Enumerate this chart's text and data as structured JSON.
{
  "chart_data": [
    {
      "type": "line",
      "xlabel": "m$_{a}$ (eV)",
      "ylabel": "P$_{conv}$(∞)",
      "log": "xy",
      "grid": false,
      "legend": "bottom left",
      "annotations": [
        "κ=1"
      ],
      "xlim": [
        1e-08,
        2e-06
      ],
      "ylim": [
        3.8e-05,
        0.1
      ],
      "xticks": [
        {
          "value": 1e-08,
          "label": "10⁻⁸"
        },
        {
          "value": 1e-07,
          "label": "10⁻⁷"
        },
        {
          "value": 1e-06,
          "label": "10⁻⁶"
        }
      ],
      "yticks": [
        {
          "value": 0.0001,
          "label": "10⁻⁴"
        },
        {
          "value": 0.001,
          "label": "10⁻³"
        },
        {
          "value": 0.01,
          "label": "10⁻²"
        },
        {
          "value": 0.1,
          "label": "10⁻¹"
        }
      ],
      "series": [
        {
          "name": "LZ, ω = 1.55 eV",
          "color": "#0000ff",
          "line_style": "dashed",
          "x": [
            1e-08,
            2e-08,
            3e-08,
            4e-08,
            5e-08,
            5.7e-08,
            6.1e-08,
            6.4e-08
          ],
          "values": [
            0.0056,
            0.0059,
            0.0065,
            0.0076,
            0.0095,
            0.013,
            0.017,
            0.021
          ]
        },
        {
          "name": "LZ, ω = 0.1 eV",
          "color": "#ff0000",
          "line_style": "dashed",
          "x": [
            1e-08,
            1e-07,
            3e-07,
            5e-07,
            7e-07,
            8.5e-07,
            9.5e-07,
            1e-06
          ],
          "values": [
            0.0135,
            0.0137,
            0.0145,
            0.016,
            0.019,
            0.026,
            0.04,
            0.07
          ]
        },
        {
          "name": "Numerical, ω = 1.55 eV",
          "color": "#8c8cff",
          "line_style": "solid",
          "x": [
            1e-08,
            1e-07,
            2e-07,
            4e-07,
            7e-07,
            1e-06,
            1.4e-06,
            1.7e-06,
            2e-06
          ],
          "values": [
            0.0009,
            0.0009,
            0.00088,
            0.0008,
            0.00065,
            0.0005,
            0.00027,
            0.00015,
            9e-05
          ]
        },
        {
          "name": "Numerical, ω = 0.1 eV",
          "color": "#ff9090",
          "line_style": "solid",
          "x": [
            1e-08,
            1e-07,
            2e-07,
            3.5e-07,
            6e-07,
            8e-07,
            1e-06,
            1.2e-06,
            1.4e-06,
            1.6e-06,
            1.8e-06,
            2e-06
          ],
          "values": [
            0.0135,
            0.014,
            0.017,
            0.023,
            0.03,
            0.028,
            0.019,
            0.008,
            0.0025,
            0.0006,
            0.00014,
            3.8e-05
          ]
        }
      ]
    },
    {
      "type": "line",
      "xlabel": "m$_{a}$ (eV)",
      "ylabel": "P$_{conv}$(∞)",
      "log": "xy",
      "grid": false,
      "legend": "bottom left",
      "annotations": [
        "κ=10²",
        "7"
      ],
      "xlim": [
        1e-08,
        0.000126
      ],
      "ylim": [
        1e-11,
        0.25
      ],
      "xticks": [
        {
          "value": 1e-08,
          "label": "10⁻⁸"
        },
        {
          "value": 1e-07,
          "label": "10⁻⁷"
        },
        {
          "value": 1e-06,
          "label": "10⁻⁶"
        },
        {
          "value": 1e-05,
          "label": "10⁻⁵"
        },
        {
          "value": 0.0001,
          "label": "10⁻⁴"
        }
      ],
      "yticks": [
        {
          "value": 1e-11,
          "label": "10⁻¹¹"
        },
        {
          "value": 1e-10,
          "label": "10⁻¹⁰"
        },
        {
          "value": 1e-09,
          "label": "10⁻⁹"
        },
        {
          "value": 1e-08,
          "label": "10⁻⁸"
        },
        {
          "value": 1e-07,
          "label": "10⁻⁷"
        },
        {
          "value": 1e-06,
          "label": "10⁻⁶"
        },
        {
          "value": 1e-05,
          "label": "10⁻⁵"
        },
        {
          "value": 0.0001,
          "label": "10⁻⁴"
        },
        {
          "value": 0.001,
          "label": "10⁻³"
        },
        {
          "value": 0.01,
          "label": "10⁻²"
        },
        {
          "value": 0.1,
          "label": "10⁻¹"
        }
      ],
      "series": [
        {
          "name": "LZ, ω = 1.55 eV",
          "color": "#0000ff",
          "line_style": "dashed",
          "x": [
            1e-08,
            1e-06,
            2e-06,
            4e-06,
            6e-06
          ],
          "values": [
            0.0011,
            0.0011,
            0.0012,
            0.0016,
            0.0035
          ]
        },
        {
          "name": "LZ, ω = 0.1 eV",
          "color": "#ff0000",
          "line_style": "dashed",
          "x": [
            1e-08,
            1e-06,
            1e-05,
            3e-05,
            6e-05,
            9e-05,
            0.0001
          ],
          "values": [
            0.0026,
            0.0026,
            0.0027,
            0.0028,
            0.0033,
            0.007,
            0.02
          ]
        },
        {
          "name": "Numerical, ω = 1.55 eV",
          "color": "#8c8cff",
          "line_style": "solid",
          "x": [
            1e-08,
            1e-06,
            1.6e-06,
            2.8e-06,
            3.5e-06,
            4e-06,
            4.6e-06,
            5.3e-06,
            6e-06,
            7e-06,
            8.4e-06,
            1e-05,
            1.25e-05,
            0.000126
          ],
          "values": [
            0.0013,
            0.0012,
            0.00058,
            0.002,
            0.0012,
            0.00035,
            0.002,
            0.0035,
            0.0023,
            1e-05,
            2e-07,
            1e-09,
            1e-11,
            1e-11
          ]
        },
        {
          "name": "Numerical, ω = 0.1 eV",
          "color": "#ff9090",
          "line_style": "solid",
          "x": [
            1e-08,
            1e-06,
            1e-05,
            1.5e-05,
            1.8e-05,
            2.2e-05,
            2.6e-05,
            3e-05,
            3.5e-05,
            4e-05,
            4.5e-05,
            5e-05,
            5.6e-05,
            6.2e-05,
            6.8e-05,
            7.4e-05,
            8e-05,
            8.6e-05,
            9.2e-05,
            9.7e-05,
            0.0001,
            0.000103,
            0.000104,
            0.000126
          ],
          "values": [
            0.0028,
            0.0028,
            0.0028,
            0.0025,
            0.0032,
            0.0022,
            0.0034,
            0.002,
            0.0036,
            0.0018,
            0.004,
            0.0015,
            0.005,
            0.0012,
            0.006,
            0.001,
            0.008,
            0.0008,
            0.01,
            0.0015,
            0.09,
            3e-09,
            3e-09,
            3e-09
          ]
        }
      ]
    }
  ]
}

□ □ □

**Requirements:** Please return the data above exactly as given.

**Response to this exercise:**
Enumerate this chart's text and data as structured JSON.
{
  "chart_data": [
    {
      "type": "line",
      "xlabel": "m$_{a}$ (eV)",
      "ylabel": "P$_{conv}$(∞)",
      "log": "xy",
      "grid": false,
      "legend": "bottom left",
      "annotations": [
        "κ=1"
      ],
      "xlim": [
        1e-08,
        2e-06
      ],
      "ylim": [
        3.8e-05,
        0.1
      ],
      "xticks": [
        {
          "value": 1e-08,
          "label": "10⁻⁸"
        },
        {
          "value": 1e-07,
          "label": "10⁻⁷"
        },
        {
          "value": 1e-06,
          "label": "10⁻⁶"
        }
      ],
      "yticks": [
        {
          "value": 0.0001,
          "label": "10⁻⁴"
        },
        {
          "value": 0.001,
          "label": "10⁻³"
        },
        {
          "value": 0.01,
          "label": "10⁻²"
        },
        {
          "value": 0.1,
          "label": "10⁻¹"
        }
      ],
      "series": [
        {
          "name": "LZ, ω = 1.55 eV",
          "color": "#0000ff",
          "line_style": "dashed",
          "x": [
            1e-08,
            2e-08,
            3e-08,
            4e-08,
            5e-08,
            5.7e-08,
            6.1e-08,
            6.4e-08
          ],
          "values": [
            0.0056,
            0.0059,
            0.0065,
            0.0076,
            0.0095,
            0.013,
            0.017,
            0.021
          ]
        },
        {
          "name": "LZ, ω = 0.1 eV",
          "color": "#ff0000",
          "line_style": "dashed",
          "x": [
            1e-08,
            1e-07,
            3e-07,
            5e-07,
            7e-07,
            8.5e-07,
            9.5e-07,
            1e-06
          ],
          "values": [
            0.0135,
            0.0137,
            0.0145,
            0.016,
            0.019,
            0.026,
            0.04,
            0.07
          ]
        },
        {
          "name": "Numerical, ω = 1.55 eV",
          "color": "#8c8cff",
          "line_style": "solid",
          "x": [
            1e-08,
            1e-07,
            2e-07,
            4e-07,
            7e-07,
            1e-06,
            1.4e-06,
            1.7e-06,
            2e-06
          ],
          "values": [
            0.0009,
            0.0009,
            0.00088,
            0.0008,
            0.00065,
            0.0005,
            0.00027,
            0.00015,
            9e-05
          ]
        },
        {
          "name": "Numerical, ω = 0.1 eV",
          "color": "#ff9090",
          "line_style": "solid",
          "x": [
            1e-08,
            1e-07,
            2e-07,
            3.5e-07,
            6e-07,
            8e-07,
            1e-06,
            1.2e-06,
            1.4e-06,
            1.6e-06,
            1.8e-06,
            2e-06
          ],
          "values": [
            0.0135,
            0.014,
            0.017,
            0.023,
            0.03,
            0.028,
            0.019,
            0.008,
            0.0025,
            0.0006,
            0.00014,
            3.8e-05
          ]
        }
      ]
    },
    {
      "type": "line",
      "xlabel": "m$_{a}$ (eV)",
      "ylabel": "P$_{conv}$(∞)",
      "log": "xy",
      "grid": false,
      "legend": "bottom left",
      "annotations": [
        "κ=10²",
        "7"
      ],
      "xlim": [
        1e-08,
        0.000126
      ],
      "ylim": [
        1e-11,
        0.25
      ],
      "xticks": [
        {
          "value": 1e-08,
          "label": "10⁻⁸"
        },
        {
          "value": 1e-07,
          "label": "10⁻⁷"
        },
        {
          "value": 1e-06,
          "label": "10⁻⁶"
        },
        {
          "value": 1e-05,
          "label": "10⁻⁵"
        },
        {
          "value": 0.0001,
          "label": "10⁻⁴"
        }
      ],
      "yticks": [
        {
          "value": 1e-11,
          "label": "10⁻¹¹"
        },
        {
          "value": 1e-10,
          "label": "10⁻¹⁰"
        },
        {
          "value": 1e-09,
          "label": "10⁻⁹"
        },
        {
          "value": 1e-08,
          "label": "10⁻⁸"
        },
        {
          "value": 1e-07,
          "label": "10⁻⁷"
        },
        {
          "value": 1e-06,
          "label": "10⁻⁶"
        },
        {
          "value": 1e-05,
          "label": "10⁻⁵"
        },
        {
          "value": 0.0001,
          "label": "10⁻⁴"
        },
        {
          "value": 0.001,
          "label": "10⁻³"
        },
        {
          "value": 0.01,
          "label": "10⁻²"
        },
        {
          "value": 0.1,
          "label": "10⁻¹"
        }
      ],
      "series": [
        {
          "name": "LZ, ω = 1.55 eV",
          "color": "#0000ff",
          "line_style": "dashed",
          "x": [
            1e-08,
            1e-06,
            2e-06,
            4e-06,
            6e-06
          ],
          "values": [
            0.0011,
            0.0011,
            0.0012,
            0.0016,
            0.0035
          ]
        },
        {
          "name": "LZ, ω = 0.1 eV",
          "color": "#ff0000",
          "line_style": "dashed",
          "x": [
            1e-08,
            1e-06,
            1e-05,
            3e-05,
            6e-05,
            9e-05,
            0.0001
          ],
          "values": [
            0.0026,
            0.0026,
            0.0027,
            0.0028,
            0.0033,
            0.007,
            0.02
          ]
        },
        {
          "name": "Numerical, ω = 1.55 eV",
          "color": "#8c8cff",
          "line_style": "solid",
          "x": [
            1e-08,
            1e-06,
            1.6e-06,
            2.8e-06,
            3.5e-06,
            4e-06,
            4.6e-06,
            5.3e-06,
            6e-06,
            7e-06,
            8.4e-06,
            1e-05,
            1.25e-05,
            0.000126
          ],
          "values": [
            0.0013,
            0.0012,
            0.00058,
            0.002,
            0.0012,
            0.00035,
            0.002,
            0.0035,
            0.0023,
            1e-05,
            2e-07,
            1e-09,
            1e-11,
            1e-11
          ]
        },
        {
          "name": "Numerical, ω = 0.1 eV",
          "color": "#ff9090",
          "line_style": "solid",
          "x": [
            1e-08,
            1e-06,
            1e-05,
            1.5e-05,
            1.8e-05,
            2.2e-05,
            2.6e-05,
            3e-05,
            3.5e-05,
            4e-05,
            4.5e-05,
            5e-05,
            5.6e-05,
            6.2e-05,
            6.8e-05,
            7.4e-05,
            8e-05,
            8.6e-05,
            9.2e-05,
            9.7e-05,
            0.0001,
            0.000103,
            0.000104,
            0.000126
          ],
          "values": [
            0.0028,
            0.0028,
            0.0028,
            0.0025,
            0.0032,
            0.0022,
            0.0034,
            0.002,
            0.0036,
            0.0018,
            0.004,
            0.0015,
            0.005,
            0.0012,
            0.006,
            0.001,
            0.008,
            0.0008,
            0.01,
            0.0015,
            0.09,
            3e-09,
            3e-09,
            3e-09
          ]
        }
      ]
    }
  ]
}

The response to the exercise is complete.